[Figure content listings]

--- begin ---

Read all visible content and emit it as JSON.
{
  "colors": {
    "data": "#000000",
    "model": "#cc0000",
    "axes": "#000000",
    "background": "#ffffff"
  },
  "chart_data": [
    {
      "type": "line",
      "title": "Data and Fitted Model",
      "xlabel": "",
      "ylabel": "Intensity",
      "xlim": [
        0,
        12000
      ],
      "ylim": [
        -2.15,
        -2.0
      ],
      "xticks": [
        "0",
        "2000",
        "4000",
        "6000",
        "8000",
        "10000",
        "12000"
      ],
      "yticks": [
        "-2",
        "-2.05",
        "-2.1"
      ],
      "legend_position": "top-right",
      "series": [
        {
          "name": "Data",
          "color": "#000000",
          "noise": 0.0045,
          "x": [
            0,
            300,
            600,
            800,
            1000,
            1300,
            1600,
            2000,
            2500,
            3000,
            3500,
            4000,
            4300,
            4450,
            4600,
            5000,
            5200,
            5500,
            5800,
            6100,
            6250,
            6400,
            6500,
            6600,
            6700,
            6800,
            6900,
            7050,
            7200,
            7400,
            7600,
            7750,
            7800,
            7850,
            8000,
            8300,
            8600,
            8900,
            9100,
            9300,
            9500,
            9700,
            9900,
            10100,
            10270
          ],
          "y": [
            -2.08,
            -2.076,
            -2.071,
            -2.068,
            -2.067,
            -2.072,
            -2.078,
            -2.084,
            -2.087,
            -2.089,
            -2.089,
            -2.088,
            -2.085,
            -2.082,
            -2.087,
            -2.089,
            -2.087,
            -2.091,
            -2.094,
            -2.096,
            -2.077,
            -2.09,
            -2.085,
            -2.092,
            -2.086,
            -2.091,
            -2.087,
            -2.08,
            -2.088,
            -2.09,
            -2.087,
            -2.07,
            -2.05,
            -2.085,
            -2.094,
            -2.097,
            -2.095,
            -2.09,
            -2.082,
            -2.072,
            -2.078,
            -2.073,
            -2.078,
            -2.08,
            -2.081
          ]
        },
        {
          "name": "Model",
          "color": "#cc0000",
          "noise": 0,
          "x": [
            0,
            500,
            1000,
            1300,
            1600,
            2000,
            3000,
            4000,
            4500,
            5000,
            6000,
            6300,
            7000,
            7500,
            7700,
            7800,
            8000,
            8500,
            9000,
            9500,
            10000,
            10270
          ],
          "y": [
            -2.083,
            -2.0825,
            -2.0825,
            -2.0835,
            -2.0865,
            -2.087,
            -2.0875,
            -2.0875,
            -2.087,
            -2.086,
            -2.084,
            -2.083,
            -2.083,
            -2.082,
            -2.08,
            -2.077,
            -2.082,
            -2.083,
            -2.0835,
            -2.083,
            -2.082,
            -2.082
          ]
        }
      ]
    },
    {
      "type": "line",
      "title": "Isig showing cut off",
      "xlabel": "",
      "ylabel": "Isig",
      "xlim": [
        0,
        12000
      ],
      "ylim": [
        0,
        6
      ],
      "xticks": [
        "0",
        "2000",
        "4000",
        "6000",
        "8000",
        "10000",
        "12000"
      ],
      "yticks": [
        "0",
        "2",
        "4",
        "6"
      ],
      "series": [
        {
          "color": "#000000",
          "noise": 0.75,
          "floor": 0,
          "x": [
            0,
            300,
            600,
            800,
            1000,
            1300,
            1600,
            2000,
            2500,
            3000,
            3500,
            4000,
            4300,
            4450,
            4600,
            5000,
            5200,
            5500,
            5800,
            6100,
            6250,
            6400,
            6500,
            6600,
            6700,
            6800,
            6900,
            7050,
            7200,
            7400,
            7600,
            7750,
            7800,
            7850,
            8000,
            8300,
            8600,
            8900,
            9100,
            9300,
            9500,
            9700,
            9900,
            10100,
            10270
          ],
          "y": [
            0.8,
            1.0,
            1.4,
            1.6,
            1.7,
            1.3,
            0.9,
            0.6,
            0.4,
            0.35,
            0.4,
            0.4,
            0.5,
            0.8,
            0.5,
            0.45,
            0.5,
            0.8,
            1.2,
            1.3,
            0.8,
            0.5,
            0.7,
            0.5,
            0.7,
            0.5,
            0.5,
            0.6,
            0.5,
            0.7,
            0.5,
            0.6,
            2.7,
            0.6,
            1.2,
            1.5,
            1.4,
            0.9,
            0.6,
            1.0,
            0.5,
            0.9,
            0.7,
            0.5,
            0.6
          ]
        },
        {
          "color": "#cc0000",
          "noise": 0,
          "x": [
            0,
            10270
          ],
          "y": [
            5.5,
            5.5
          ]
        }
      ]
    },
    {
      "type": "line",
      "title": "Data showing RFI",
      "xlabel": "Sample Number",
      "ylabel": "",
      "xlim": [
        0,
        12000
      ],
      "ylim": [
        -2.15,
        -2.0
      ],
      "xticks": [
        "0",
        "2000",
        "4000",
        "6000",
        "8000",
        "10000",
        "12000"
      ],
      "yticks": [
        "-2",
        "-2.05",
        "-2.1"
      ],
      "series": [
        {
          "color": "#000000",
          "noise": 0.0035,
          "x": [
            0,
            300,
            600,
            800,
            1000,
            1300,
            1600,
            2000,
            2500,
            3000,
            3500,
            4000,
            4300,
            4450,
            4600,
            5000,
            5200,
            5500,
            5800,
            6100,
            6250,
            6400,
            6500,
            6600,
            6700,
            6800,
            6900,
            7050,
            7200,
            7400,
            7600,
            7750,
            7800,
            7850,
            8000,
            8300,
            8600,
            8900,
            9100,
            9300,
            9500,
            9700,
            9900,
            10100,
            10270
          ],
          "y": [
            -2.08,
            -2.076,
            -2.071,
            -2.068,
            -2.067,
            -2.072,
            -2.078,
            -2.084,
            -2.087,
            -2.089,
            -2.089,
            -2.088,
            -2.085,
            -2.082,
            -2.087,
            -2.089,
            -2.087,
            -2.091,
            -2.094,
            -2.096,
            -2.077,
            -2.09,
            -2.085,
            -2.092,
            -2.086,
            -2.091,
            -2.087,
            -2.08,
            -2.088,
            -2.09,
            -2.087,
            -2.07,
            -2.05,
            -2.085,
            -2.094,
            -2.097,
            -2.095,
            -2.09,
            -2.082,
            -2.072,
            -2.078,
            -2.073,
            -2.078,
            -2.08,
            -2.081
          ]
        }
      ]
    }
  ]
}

--- end ---

TASK GOAL: Write out every entry exactly as given.

FINISHED EXERCISE:
Read all visible content and emit it as JSON.
{
  "colors": {
    "data": "#000000",
    "model": "#cc0000",
    "axes": "#000000",
    "background": "#ffffff"
  },
  "chart_data": [
    {
      "type": "line",
      "title": "Data and Fitted Model",
      "xlabel": "",
      "ylabel": "Intensity",
      "xlim": [
        0,
        12000
      ],
      "ylim": [
        -2.15,
        -2.0
      ],
      "xticks": [
        "0",
        "2000",
        "4000",
        "6000",
        "8000",
        "10000",
        "12000"
      ],
      "yticks": [
        "-2",
        "-2.05",
        "-2.1"
      ],
      "legend_position": "top-right",
      "series": [
        {
          "name": "Data",
          "color": "#000000",
          "noise": 0.0045,
          "x": [
            0,
            300,
            600,
            800,
            1000,
            1300,
            1600,
            2000,
            2500,
            3000,
            3500,
            4000,
            4300,
            4450,
            4600,
            5000,
            5200,
            5500,
            5800,
            6100,
            6250,
            6400,
            6500,
            6600,
            6700,
            6800,
            6900,
            7050,
            7200,
            7400,
            7600,
            7750,
            7800,
            7850,
            8000,
            8300,
            8600,
            8900,
            9100,
            9300,
            9500,
            9700,
            9900,
            10100,
            10270
          ],
          "y": [
            -2.08,
            -2.076,
            -2.071,
            -2.068,
            -2.067,
            -2.072,
            -2.078,
            -2.084,
            -2.087,
            -2.089,
            -2.089,
            -2.088,
            -2.085,
            -2.082,
            -2.087,
            -2.089,
            -2.087,
            -2.091,
            -2.094,
            -2.096,
            -2.077,
            -2.09,
            -2.085,
            -2.092,
            -2.086,
            -2.091,
            -2.087,
            -2.08,
            -2.088,
            -2.09,
            -2.087,
            -2.07,
            -2.05,
            -2.085,
            -2.094,
            -2.097,
            -2.095,
            -2.09,
            -2.082,
            -2.072,
            -2.078,
            -2.073,
            -2.078,
            -2.08,
            -2.081
          ]
        },
        {
          "name": "Model",
          "color": "#cc0000",
          "noise": 0,
          "x": [
            0,
            500,
            1000,
            1300,
            1600,
            2000,
            3000,
            4000,
            4500,
            5000,
            6000,
            6300,
            7000,
            7500,
            7700,
            7800,
            8000,
            8500,
            9000,
            9500,
            10000,
            10270
          ],
          "y": [
            -2.083,
            -2.0825,
            -2.0825,
            -2.0835,
            -2.0865,
            -2.087,
            -2.0875,
            -2.0875,
            -2.087,
            -2.086,
            -2.084,
            -2.083,
            -2.083,
            -2.082,
            -2.08,
            -2.077,
            -2.082,
            -2.083,
            -2.0835,
            -2.083,
            -2.082,
            -2.082
          ]
        }
      ]
    },
    {
      "type": "line",
      "title": "Isig showing cut off",
      "xlabel": "",
      "ylabel": "Isig",
      "xlim": [
        0,
        12000
      ],
      "ylim": [
        0,
        6
      ],
      "xticks": [
        "0",
        "2000",
        "4000",
        "6000",
        "8000",
        "10000",
        "12000"
      ],
      "yticks": [
        "0",
        "2",
        "4",
        "6"
      ],
      "series": [
        {
          "color": "#000000",
          "noise": 0.75,
          "floor": 0,
          "x": [
            0,
            300,
            600,
            800,
            1000,
            1300,
            1600,
            2000,
            2500,
            3000,
            3500,
            4000,
            4300,
            4450,
            4600,
            5000,
            5200,
            5500,
            5800,
            6100,
            6250,
            6400,
            6500,
            6600,
            6700,
            6800,
            6900,
            7050,
            7200,
            7400,
            7600,
            7750,
            7800,
            7850,
            8000,
            8300,
            8600,
            8900,
            9100,
            9300,
            9500,
            9700,
            9900,
            10100,
            10270
          ],
          "y": [
            0.8,
            1.0,
            1.4,
            1.6,
            1.7,
            1.3,
            0.9,
            0.6,
            0.4,
            0.35,
            0.4,
            0.4,
            0.5,
            0.8,
            0.5,
            0.45,
            0.5,
            0.8,
            1.2,
            1.3,
            0.8,
            0.5,
            0.7,
            0.5,
            0.7,
            0.5,
            0.5,
            0.6,
            0.5,
            0.7,
            0.5,
            0.6,
            2.7,
            0.6,
            1.2,
            1.5,
            1.4,
            0.9,
            0.6,
            1.0,
            0.5,
            0.9,
            0.7,
            0.5,
            0.6
          ]
        },
        {
          "color": "#cc0000",
          "noise": 0,
          "x": [
            0,
            10270
          ],
          "y": [
            5.5,
            5.5
          ]
        }
      ]
    },
    {
      "type": "line",
      "title": "Data showing RFI",
      "xlabel": "Sample Number",
      "ylabel": "",
      "xlim": [
        0,
        12000
      ],
      "ylim": [
        -2.15,
        -2.0
      ],
      "xticks": [
        "0",
        "2000",
        "4000",
        "6000",
        "8000",
        "10000",
        "12000"
      ],
      "yticks": [
        "-2",
        "-2.05",
        "-2.1"
      ],
      "series": [
        {
          "color": "#000000",
          "noise": 0.0035,
          "x": [
            0,
            300,
            600,
            800,
            1000,
            1300,
            1600,
            2000,
            2500,
            3000,
            3500,
            4000,
            4300,
            4450,
            4600,
            5000,
            5200,
            5500,
            5800,
            6100,
            6250,
            6400,
            6500,
            6600,
            6700,
            6800,
            6900,
            7050,
            7200,
            7400,
            7600,
            7750,
            7800,
            7850,
            8000,
            8300,
            8600,
            8900,
            9100,
            9300,
            9500,
            9700,
            9900,
            10100,
            10270
          ],
          "y": [
            -2.08,
            -2.076,
            -2.071,
            -2.068,
            -2.067,
            -2.072,
            -2.078,
            -2.084,
            -2.087,
            -2.089,
            -2.089,
            -2.088,
            -2.085,
            -2.082,
            -2.087,
            -2.089,
            -2.087,
            -2.091,
            -2.094,
            -2.096,
            -2.077,
            -2.09,
            -2.085,
            -2.092,
            -2.086,
            -2.091,
            -2.087,
            -2.08,
            -2.088,
            -2.09,
            -2.087,
            -2.07,
            -2.05,
            -2.085,
            -2.094,
            -2.097,
            -2.095,
            -2.09,
            -2.082,
            -2.072,
            -2.078,
            -2.073,
            -2.078,
            -2.08,
            -2.081
          ]
        }
      ]
    }
  ]
}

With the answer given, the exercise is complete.